WHAT IS REQUIRED:
Find the line that contains "Decode this image" in the entries below. Restate it and every line after it, word for word, with no pictures.

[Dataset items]

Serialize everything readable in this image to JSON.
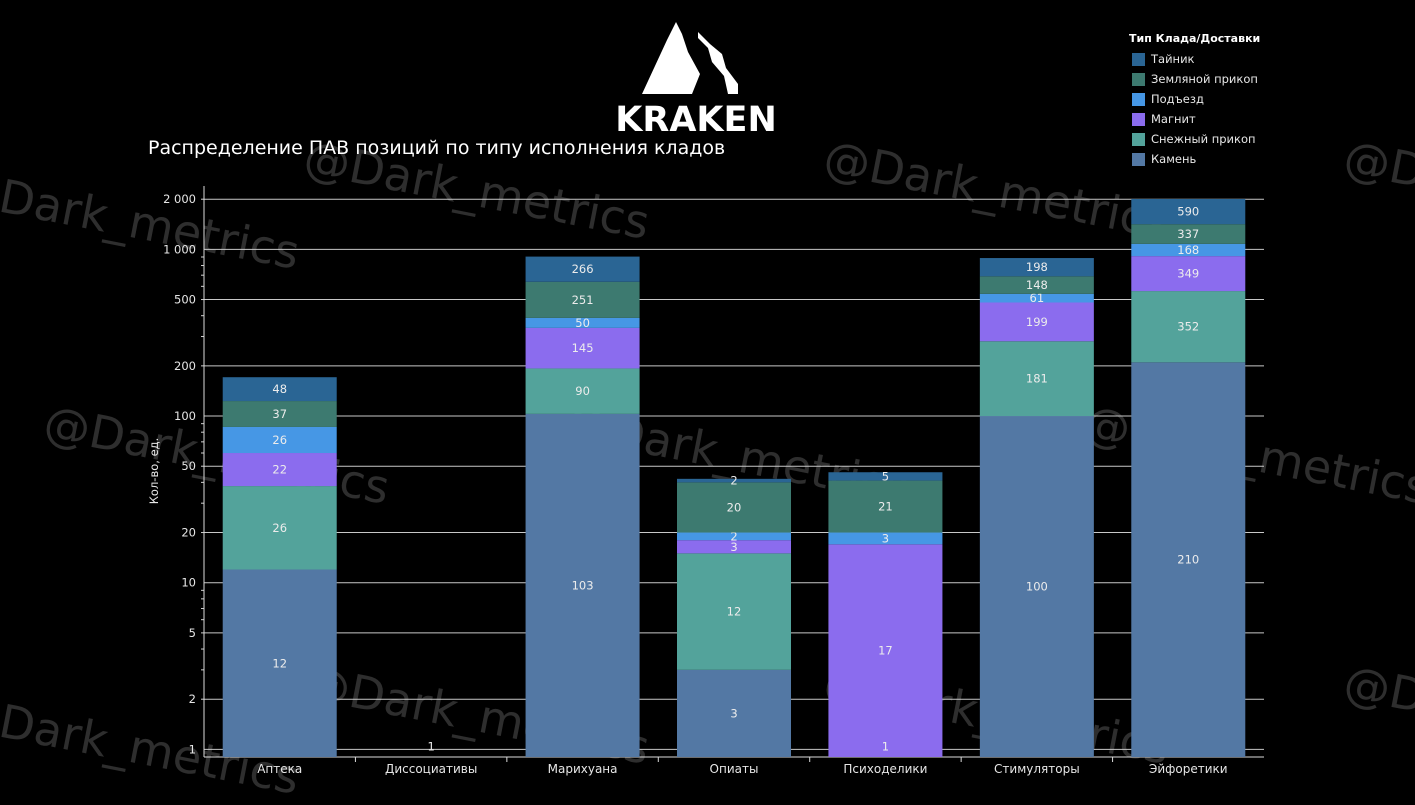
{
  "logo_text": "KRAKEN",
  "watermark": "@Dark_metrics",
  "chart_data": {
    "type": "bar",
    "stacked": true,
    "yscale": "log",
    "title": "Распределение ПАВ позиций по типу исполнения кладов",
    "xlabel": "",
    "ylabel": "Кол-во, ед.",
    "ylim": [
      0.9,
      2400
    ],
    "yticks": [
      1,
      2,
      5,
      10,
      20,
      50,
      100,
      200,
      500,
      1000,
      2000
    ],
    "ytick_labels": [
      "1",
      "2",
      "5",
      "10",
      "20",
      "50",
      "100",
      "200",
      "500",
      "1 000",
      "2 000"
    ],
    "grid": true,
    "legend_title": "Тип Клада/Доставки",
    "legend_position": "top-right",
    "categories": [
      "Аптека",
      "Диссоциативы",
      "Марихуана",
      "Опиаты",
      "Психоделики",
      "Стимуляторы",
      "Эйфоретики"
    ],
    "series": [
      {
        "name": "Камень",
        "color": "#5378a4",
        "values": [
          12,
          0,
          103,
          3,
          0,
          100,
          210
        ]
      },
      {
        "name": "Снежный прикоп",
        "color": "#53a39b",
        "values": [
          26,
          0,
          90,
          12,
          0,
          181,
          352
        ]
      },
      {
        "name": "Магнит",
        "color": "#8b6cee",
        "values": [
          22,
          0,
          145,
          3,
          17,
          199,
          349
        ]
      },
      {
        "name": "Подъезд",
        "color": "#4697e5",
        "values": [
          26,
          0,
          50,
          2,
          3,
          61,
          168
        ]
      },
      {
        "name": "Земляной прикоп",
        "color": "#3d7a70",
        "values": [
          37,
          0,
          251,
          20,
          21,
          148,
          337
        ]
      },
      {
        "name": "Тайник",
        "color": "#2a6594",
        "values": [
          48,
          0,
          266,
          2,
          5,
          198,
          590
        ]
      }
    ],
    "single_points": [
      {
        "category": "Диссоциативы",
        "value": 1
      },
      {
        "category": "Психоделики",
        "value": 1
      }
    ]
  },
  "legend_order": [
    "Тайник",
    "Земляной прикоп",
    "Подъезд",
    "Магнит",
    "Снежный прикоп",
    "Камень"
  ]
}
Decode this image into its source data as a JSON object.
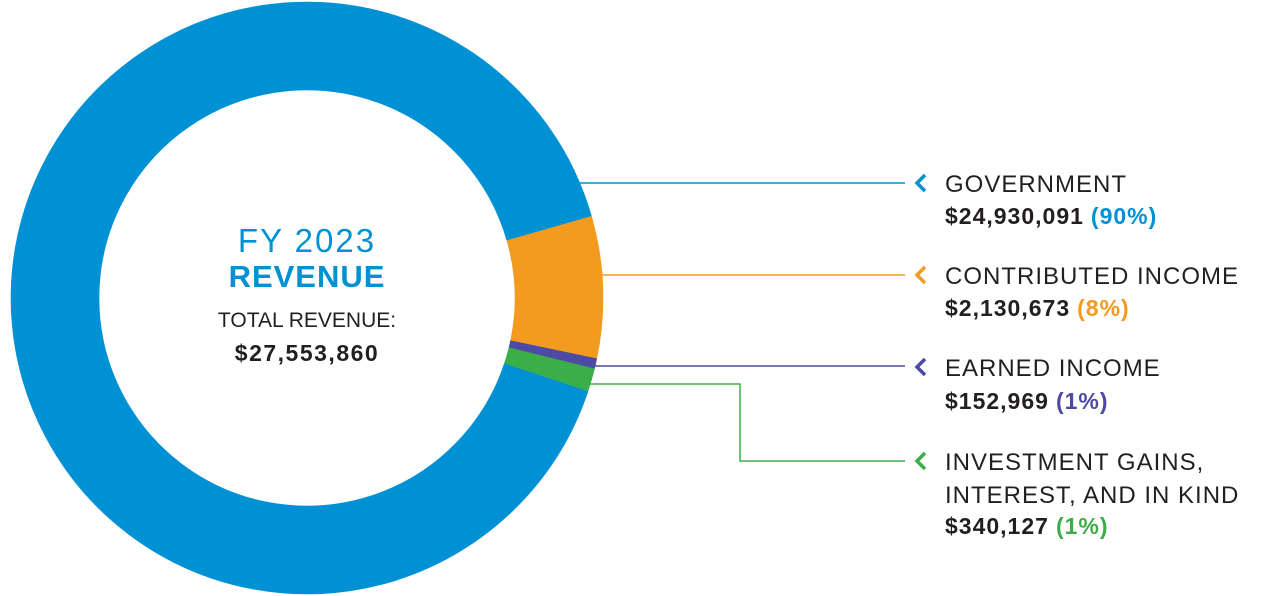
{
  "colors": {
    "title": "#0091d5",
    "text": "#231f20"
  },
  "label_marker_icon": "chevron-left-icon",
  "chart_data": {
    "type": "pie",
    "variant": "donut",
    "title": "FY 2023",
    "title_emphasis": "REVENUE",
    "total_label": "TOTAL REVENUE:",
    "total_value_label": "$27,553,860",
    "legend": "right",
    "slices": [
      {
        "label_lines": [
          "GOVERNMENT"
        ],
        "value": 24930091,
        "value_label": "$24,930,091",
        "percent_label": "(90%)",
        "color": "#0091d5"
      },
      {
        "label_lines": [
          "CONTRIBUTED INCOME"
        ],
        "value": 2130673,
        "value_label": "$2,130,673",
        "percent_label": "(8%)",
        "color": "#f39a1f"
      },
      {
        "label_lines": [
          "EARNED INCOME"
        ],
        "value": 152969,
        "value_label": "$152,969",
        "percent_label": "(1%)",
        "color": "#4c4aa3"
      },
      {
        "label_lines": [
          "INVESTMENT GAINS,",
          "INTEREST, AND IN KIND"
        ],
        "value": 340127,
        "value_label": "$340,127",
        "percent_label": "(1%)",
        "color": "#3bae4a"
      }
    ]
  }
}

REPLY:
Decode this image into its source data as a JSON object.
{
  "colors": {
    "title": "#0091d5",
    "text": "#231f20"
  },
  "label_marker_icon": "chevron-left-icon",
  "chart_data": {
    "type": "pie",
    "variant": "donut",
    "title": "FY 2023",
    "title_emphasis": "REVENUE",
    "total_label": "TOTAL REVENUE:",
    "total_value_label": "$27,553,860",
    "legend": "right",
    "slices": [
      {
        "label_lines": [
          "GOVERNMENT"
        ],
        "value": 24930091,
        "value_label": "$24,930,091",
        "percent_label": "(90%)",
        "color": "#0091d5"
      },
      {
        "label_lines": [
          "CONTRIBUTED INCOME"
        ],
        "value": 2130673,
        "value_label": "$2,130,673",
        "percent_label": "(8%)",
        "color": "#f39a1f"
      },
      {
        "label_lines": [
          "EARNED INCOME"
        ],
        "value": 152969,
        "value_label": "$152,969",
        "percent_label": "(1%)",
        "color": "#4c4aa3"
      },
      {
        "label_lines": [
          "INVESTMENT GAINS,",
          "INTEREST, AND IN KIND"
        ],
        "value": 340127,
        "value_label": "$340,127",
        "percent_label": "(1%)",
        "color": "#3bae4a"
      }
    ]
  }
}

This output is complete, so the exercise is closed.